## TO BE DONE:
Copy, in full, each line of the material that holds the word "name".

··· DATASET RECORDS ···

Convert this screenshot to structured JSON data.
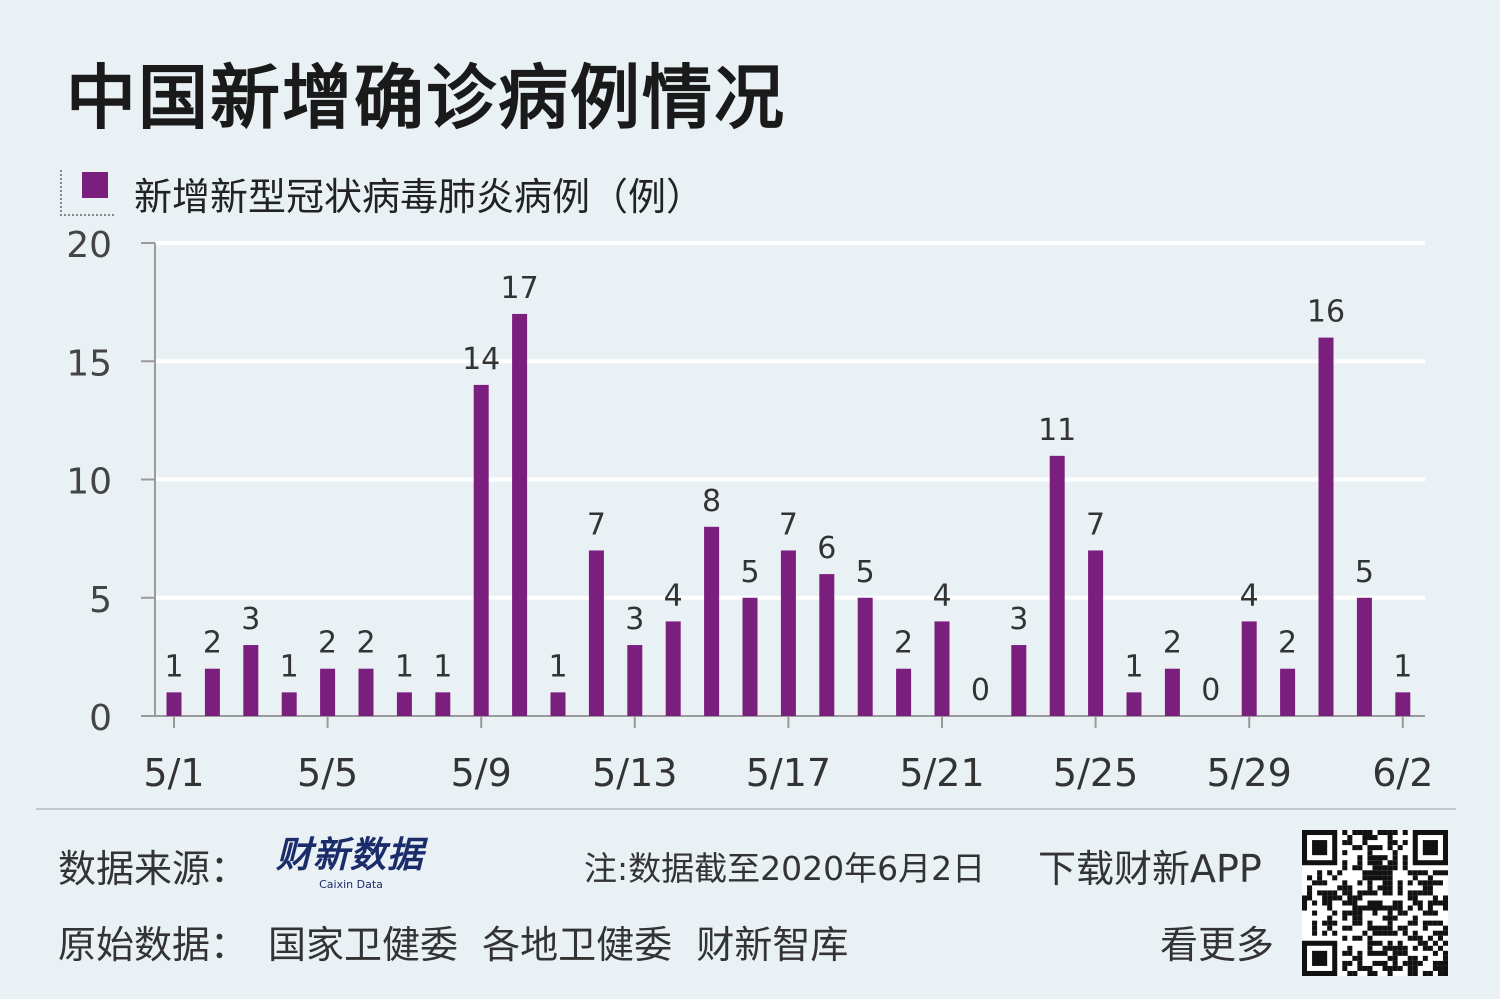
{
  "header": {
    "title": "中国新增确诊病例情况"
  },
  "colors": {
    "bar": "#7b1f7f",
    "background": "#e9f1f5",
    "grid": "#ffffff",
    "axis": "#9a9a9a"
  },
  "chart_data": {
    "type": "bar",
    "legend": "新增新型冠状病毒肺炎病例（例）",
    "categories": [
      "5/1",
      "5/2",
      "5/3",
      "5/4",
      "5/5",
      "5/6",
      "5/7",
      "5/8",
      "5/9",
      "5/10",
      "5/11",
      "5/12",
      "5/13",
      "5/14",
      "5/15",
      "5/16",
      "5/17",
      "5/18",
      "5/19",
      "5/20",
      "5/21",
      "5/22",
      "5/23",
      "5/24",
      "5/25",
      "5/26",
      "5/27",
      "5/28",
      "5/29",
      "5/30",
      "5/31",
      "6/1",
      "6/2"
    ],
    "values": [
      1,
      2,
      3,
      1,
      2,
      2,
      1,
      1,
      14,
      17,
      1,
      7,
      3,
      4,
      8,
      5,
      7,
      6,
      5,
      2,
      4,
      0,
      3,
      11,
      7,
      1,
      2,
      0,
      4,
      2,
      16,
      5,
      1
    ],
    "x_tick_labels": [
      "5/1",
      "5/5",
      "5/9",
      "5/13",
      "5/17",
      "5/21",
      "5/25",
      "5/29",
      "6/2"
    ],
    "y_ticks": [
      "0",
      "5",
      "10",
      "15",
      "20"
    ],
    "ylim": [
      0,
      20
    ],
    "grid": true,
    "legend_position": "top-left"
  },
  "footer": {
    "source_label": "数据来源：",
    "source_logo_main": "财新数据",
    "source_logo_sub": "Caixin Data",
    "raw_label": "原始数据：",
    "raw_sources": "国家卫健委  各地卫健委  财新智库",
    "note": "注:数据截至2020年6月2日",
    "download": "下载财新APP",
    "more": "看更多"
  },
  "icons": {
    "qr": "qr-code-icon"
  }
}
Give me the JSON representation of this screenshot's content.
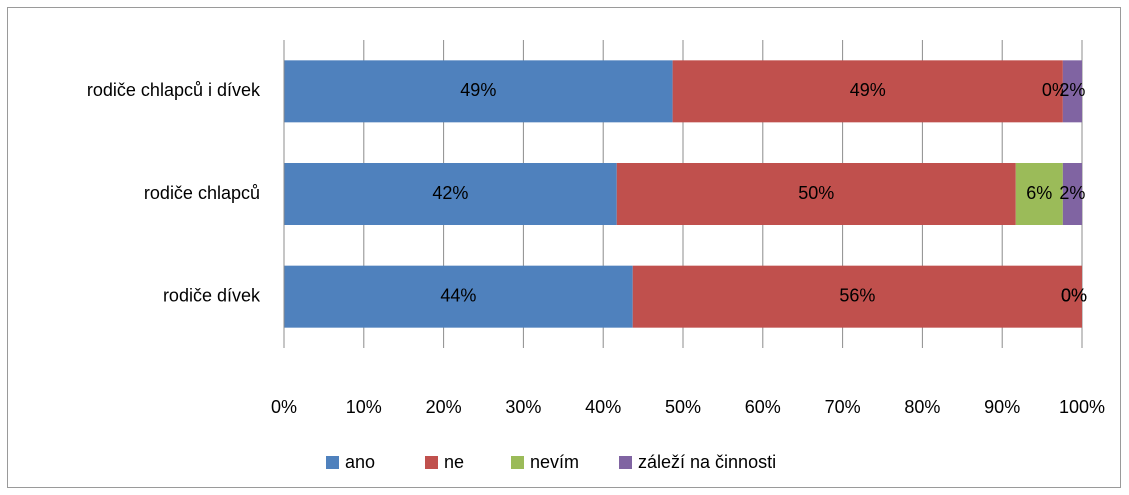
{
  "chart_data": {
    "type": "bar",
    "orientation": "horizontal",
    "stacked": true,
    "categories": [
      "rodiče chlapců i dívek",
      "rodiče chlapců",
      "rodiče dívek"
    ],
    "series": [
      {
        "name": "ano",
        "color": "#4f81bd",
        "values": [
          48.7,
          41.7,
          43.7
        ],
        "value_labels": [
          "49%",
          "42%",
          "44%"
        ]
      },
      {
        "name": "ne",
        "color": "#c0504d",
        "values": [
          48.9,
          50.0,
          56.3
        ],
        "value_labels": [
          "49%",
          "50%",
          "56%"
        ]
      },
      {
        "name": "nevím",
        "color": "#9bbb59",
        "values": [
          0,
          5.9,
          0
        ],
        "value_labels": [
          "0%",
          "6%",
          "0%"
        ]
      },
      {
        "name": "záleží na činnosti",
        "color": "#8064a2",
        "values": [
          2.4,
          2.4,
          0
        ],
        "value_labels": [
          "2%",
          "2%",
          "0%"
        ]
      }
    ],
    "xlim": [
      0,
      100
    ],
    "xticks": [
      {
        "value": 0,
        "label": "0%"
      },
      {
        "value": 10,
        "label": "10%"
      },
      {
        "value": 20,
        "label": "20%"
      },
      {
        "value": 30,
        "label": "30%"
      },
      {
        "value": 40,
        "label": "40%"
      },
      {
        "value": 50,
        "label": "50%"
      },
      {
        "value": 60,
        "label": "60%"
      },
      {
        "value": 70,
        "label": "70%"
      },
      {
        "value": 80,
        "label": "80%"
      },
      {
        "value": 90,
        "label": "90%"
      },
      {
        "value": 100,
        "label": "100%"
      }
    ],
    "grid": true,
    "legend": "bottom"
  }
}
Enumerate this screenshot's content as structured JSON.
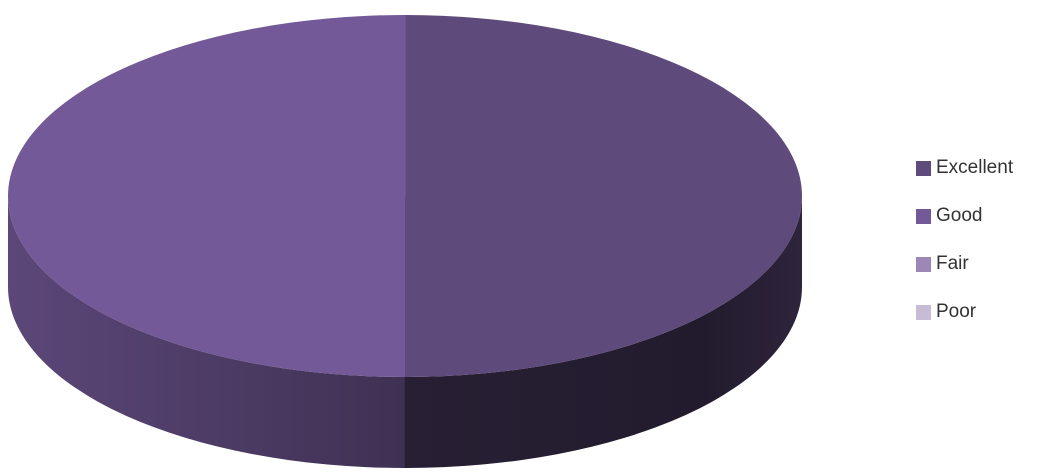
{
  "chart_data": {
    "type": "pie",
    "categories": [
      "Excellent",
      "Good",
      "Fair",
      "Poor"
    ],
    "values": [
      50,
      50,
      0,
      0
    ],
    "legend_position": "right",
    "colors": [
      "#5f4a7c",
      "#735997",
      "#9d87b6",
      "#c7bcd6"
    ],
    "style": "3d"
  }
}
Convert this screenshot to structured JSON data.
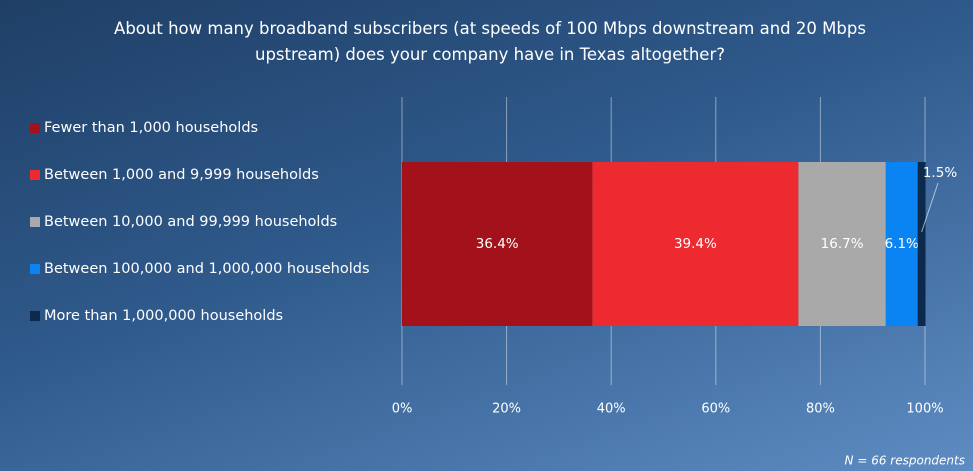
{
  "chart_data": {
    "type": "stacked_bar_horizontal",
    "title": "About how many broadband subscribers (at speeds of 100 Mbps downstream and 20 Mbps upstream) does your company have in Texas altogether?",
    "series": [
      {
        "name": "Fewer than 1,000 households",
        "color": "#a3111b",
        "values": [
          36.4
        ],
        "value_labels": [
          "36.4%"
        ]
      },
      {
        "name": "Between 1,000 and 9,999 households",
        "color": "#ec2a30",
        "values": [
          39.4
        ],
        "value_labels": [
          "39.4%"
        ]
      },
      {
        "name": "Between 10,000 and 99,999 households",
        "color": "#a9a9a9",
        "values": [
          16.7
        ],
        "value_labels": [
          "16.7%"
        ]
      },
      {
        "name": "Between 100,000 and 1,000,000 households",
        "color": "#0a84f2",
        "values": [
          6.1
        ],
        "value_labels": [
          "6.1%"
        ]
      },
      {
        "name": "More than 1,000,000 households",
        "color": "#0d2a4d",
        "values": [
          1.5
        ],
        "value_labels": [
          "1.5%"
        ]
      }
    ],
    "xlim": [
      0,
      100
    ],
    "xticks": [
      {
        "value": 0,
        "label": "0%"
      },
      {
        "value": 20,
        "label": "20%"
      },
      {
        "value": 40,
        "label": "40%"
      },
      {
        "value": 60,
        "label": "60%"
      },
      {
        "value": 80,
        "label": "80%"
      },
      {
        "value": 100,
        "label": "100%"
      }
    ],
    "grid": true,
    "legend": "left",
    "annotation": "N = 66 respondents"
  }
}
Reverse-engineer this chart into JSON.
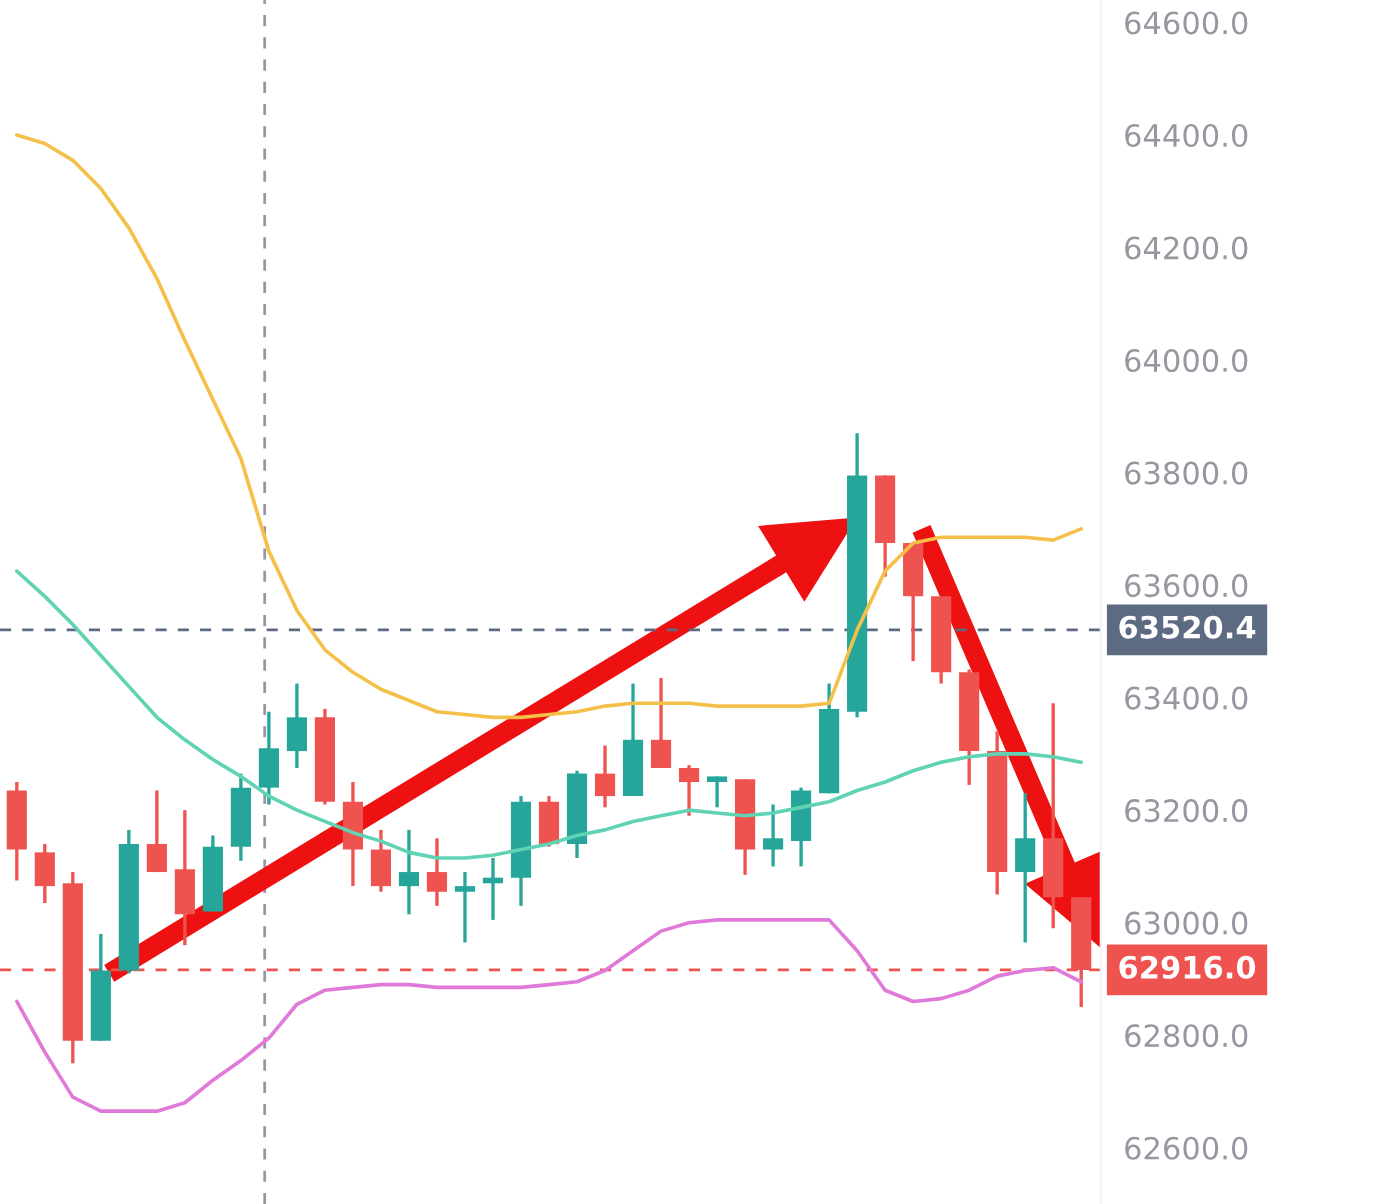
{
  "chart_data": {
    "type": "candlestick",
    "categories": [
      null,
      null,
      null,
      null,
      null,
      null,
      null,
      null,
      null,
      null,
      null,
      null,
      null,
      null,
      null,
      null,
      null,
      null,
      null,
      null,
      null,
      null,
      null,
      null,
      null,
      null,
      null,
      null,
      null,
      null,
      null,
      null,
      null,
      null,
      null,
      null,
      null,
      null,
      null
    ],
    "ohlc": [
      [
        63235,
        63250,
        63075,
        63130
      ],
      [
        63125,
        63140,
        63035,
        63065
      ],
      [
        63070,
        63090,
        62750,
        62790
      ],
      [
        62790,
        62980,
        62790,
        62915
      ],
      [
        62915,
        63165,
        62910,
        63140
      ],
      [
        63140,
        63235,
        63090,
        63090
      ],
      [
        63095,
        63200,
        62960,
        63015
      ],
      [
        63020,
        63155,
        63020,
        63135
      ],
      [
        63135,
        63265,
        63110,
        63240
      ],
      [
        63240,
        63375,
        63210,
        63310
      ],
      [
        63305,
        63425,
        63275,
        63365
      ],
      [
        63365,
        63380,
        63210,
        63215
      ],
      [
        63215,
        63250,
        63065,
        63130
      ],
      [
        63130,
        63165,
        63055,
        63065
      ],
      [
        63065,
        63165,
        63015,
        63090
      ],
      [
        63090,
        63150,
        63030,
        63055
      ],
      [
        63055,
        63090,
        62965,
        63065
      ],
      [
        63070,
        63115,
        63005,
        63080
      ],
      [
        63080,
        63225,
        63030,
        63215
      ],
      [
        63215,
        63225,
        63135,
        63140
      ],
      [
        63140,
        63270,
        63115,
        63265
      ],
      [
        63265,
        63315,
        63205,
        63225
      ],
      [
        63225,
        63425,
        63225,
        63325
      ],
      [
        63325,
        63435,
        63275,
        63275
      ],
      [
        63275,
        63280,
        63190,
        63250
      ],
      [
        63250,
        63260,
        63205,
        63260
      ],
      [
        63255,
        63255,
        63085,
        63130
      ],
      [
        63130,
        63210,
        63100,
        63150
      ],
      [
        63145,
        63240,
        63100,
        63235
      ],
      [
        63230,
        63425,
        63230,
        63380
      ],
      [
        63375,
        63870,
        63365,
        63795
      ],
      [
        63795,
        63795,
        63615,
        63675
      ],
      [
        63675,
        63675,
        63465,
        63580
      ],
      [
        63580,
        63580,
        63425,
        63445
      ],
      [
        63445,
        63450,
        63245,
        63305
      ],
      [
        63305,
        63340,
        63050,
        63090
      ],
      [
        63090,
        63230,
        62965,
        63150
      ],
      [
        63150,
        63390,
        62990,
        63045
      ],
      [
        63045,
        63045,
        62850,
        62916
      ]
    ],
    "colors": [
      "#ef5350",
      "#ef5350",
      "#ef5350",
      "#26a69a",
      "#26a69a",
      "#ef5350",
      "#ef5350",
      "#26a69a",
      "#26a69a",
      "#26a69a",
      "#26a69a",
      "#ef5350",
      "#ef5350",
      "#ef5350",
      "#26a69a",
      "#ef5350",
      "#26a69a",
      "#26a69a",
      "#26a69a",
      "#ef5350",
      "#26a69a",
      "#ef5350",
      "#26a69a",
      "#ef5350",
      "#ef5350",
      "#26a69a",
      "#ef5350",
      "#26a69a",
      "#26a69a",
      "#26a69a",
      "#26a69a",
      "#ef5350",
      "#ef5350",
      "#ef5350",
      "#ef5350",
      "#ef5350",
      "#26a69a",
      "#ef5350",
      "#ef5350"
    ],
    "series": [
      {
        "type": "line",
        "color": "#f5c04a",
        "values": [
          64400,
          64385,
          64355,
          64305,
          64235,
          64145,
          64035,
          63930,
          63825,
          63660,
          63555,
          63485,
          63445,
          63415,
          63395,
          63375,
          63370,
          63365,
          63365,
          63370,
          63375,
          63385,
          63390,
          63390,
          63390,
          63385,
          63385,
          63385,
          63385,
          63390,
          63520,
          63625,
          63675,
          63685,
          63685,
          63685,
          63685,
          63680,
          63700
        ]
      },
      {
        "type": "line",
        "color": "#5fd3b3",
        "values": [
          63625,
          63580,
          63530,
          63475,
          63420,
          63365,
          63325,
          63290,
          63260,
          63225,
          63200,
          63180,
          63160,
          63145,
          63125,
          63115,
          63115,
          63120,
          63130,
          63140,
          63155,
          63165,
          63180,
          63190,
          63200,
          63195,
          63190,
          63195,
          63205,
          63215,
          63235,
          63250,
          63270,
          63285,
          63295,
          63300,
          63300,
          63295,
          63285
        ]
      },
      {
        "type": "line",
        "color": "#e07ad8",
        "values": [
          62860,
          62770,
          62690,
          62665,
          62665,
          62665,
          62680,
          62720,
          62755,
          62795,
          62855,
          62880,
          62885,
          62890,
          62890,
          62885,
          62885,
          62885,
          62885,
          62890,
          62895,
          62915,
          62950,
          62985,
          63000,
          63005,
          63005,
          63005,
          63005,
          63005,
          62950,
          62880,
          62860,
          62865,
          62880,
          62905,
          62915,
          62920,
          62895
        ]
      }
    ],
    "ylim": [
      62500,
      64640
    ],
    "yticks": [
      {
        "value": 62600,
        "label": "62600.0"
      },
      {
        "value": 62800,
        "label": "62800.0"
      },
      {
        "value": 63000,
        "label": "63000.0"
      },
      {
        "value": 63200,
        "label": "63200.0"
      },
      {
        "value": 63400,
        "label": "63400.0"
      },
      {
        "value": 63600,
        "label": "63600.0"
      },
      {
        "value": 63800,
        "label": "63800.0"
      },
      {
        "value": 64000,
        "label": "64000.0"
      },
      {
        "value": 64200,
        "label": "64200.0"
      },
      {
        "value": 64400,
        "label": "64400.0"
      },
      {
        "value": 64600,
        "label": "64600.0"
      }
    ],
    "ref_lines": [
      {
        "axis": "y",
        "value": 63520.4,
        "label": "63520.4",
        "color": "#5d6b82",
        "line_style": "dashed"
      },
      {
        "axis": "y",
        "value": 62916,
        "label": "62916.0",
        "color": "#ef5350",
        "line_style": "dashed"
      }
    ],
    "tick_labels": "y",
    "grid": false
  }
}
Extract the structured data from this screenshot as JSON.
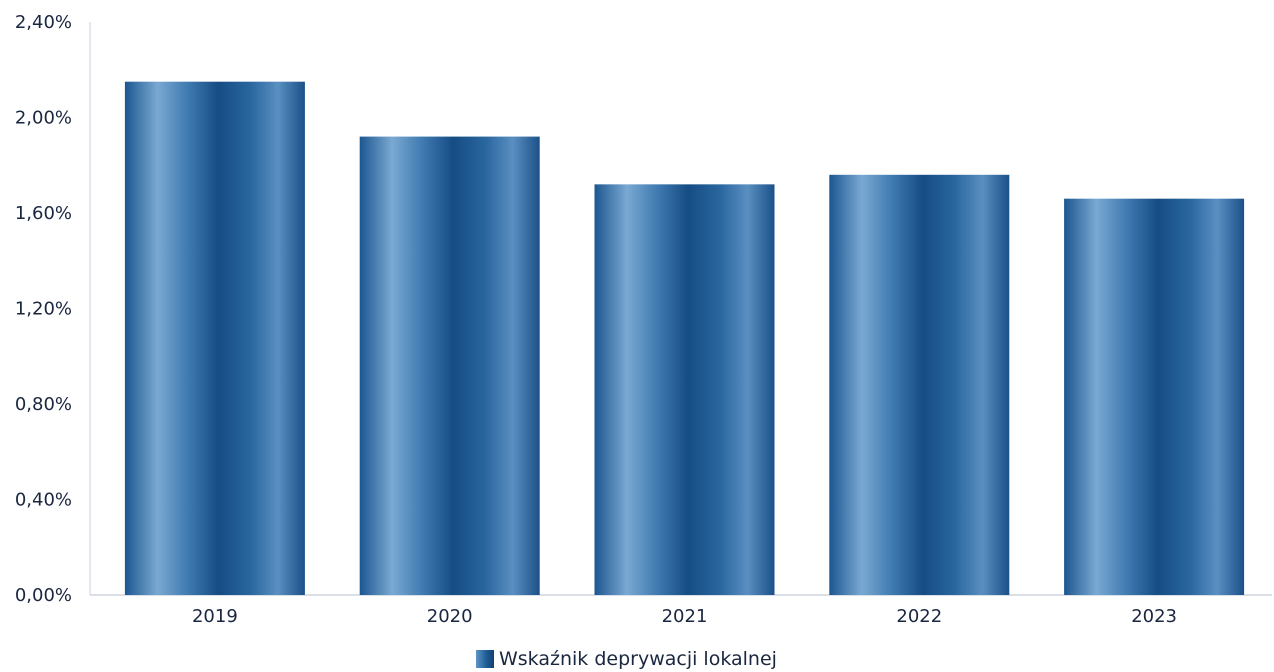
{
  "chart_data": {
    "type": "bar",
    "title": "",
    "xlabel": "",
    "ylabel": "",
    "categories": [
      "2019",
      "2020",
      "2021",
      "2022",
      "2023"
    ],
    "series": [
      {
        "name": "Wskaźnik deprywacji lokalnej",
        "values": [
          2.15,
          1.92,
          1.72,
          1.76,
          1.66
        ]
      }
    ],
    "ylim": [
      0,
      2.4
    ],
    "yticks": [
      "0,00%",
      "0,40%",
      "0,80%",
      "1,20%",
      "1,60%",
      "2,00%",
      "2,40%"
    ],
    "grid": false,
    "legend_position": "bottom-center",
    "colors": {
      "bar_dark": "#123f71",
      "bar_mid": "#1f5f97",
      "bar_light": "#6a9dcb",
      "text": "#1a2740"
    }
  }
}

···

## SOLVED EXERCISE:
        "name": "ano",
        "name": "ne",
        "name": "nevím",
        "name": "záleží na činnosti",
        "name": "Fewer than 1,000 households",
        "name": "Between 1,000 and 9,999 households",
        "name": "Between 10,000 and 99,999 households",
        "name": "Between 100,000 and 1,000,000 households",
        "name": "More than 1,000,000 households",
        "name": "Wskaźnik deprywacji lokalnej",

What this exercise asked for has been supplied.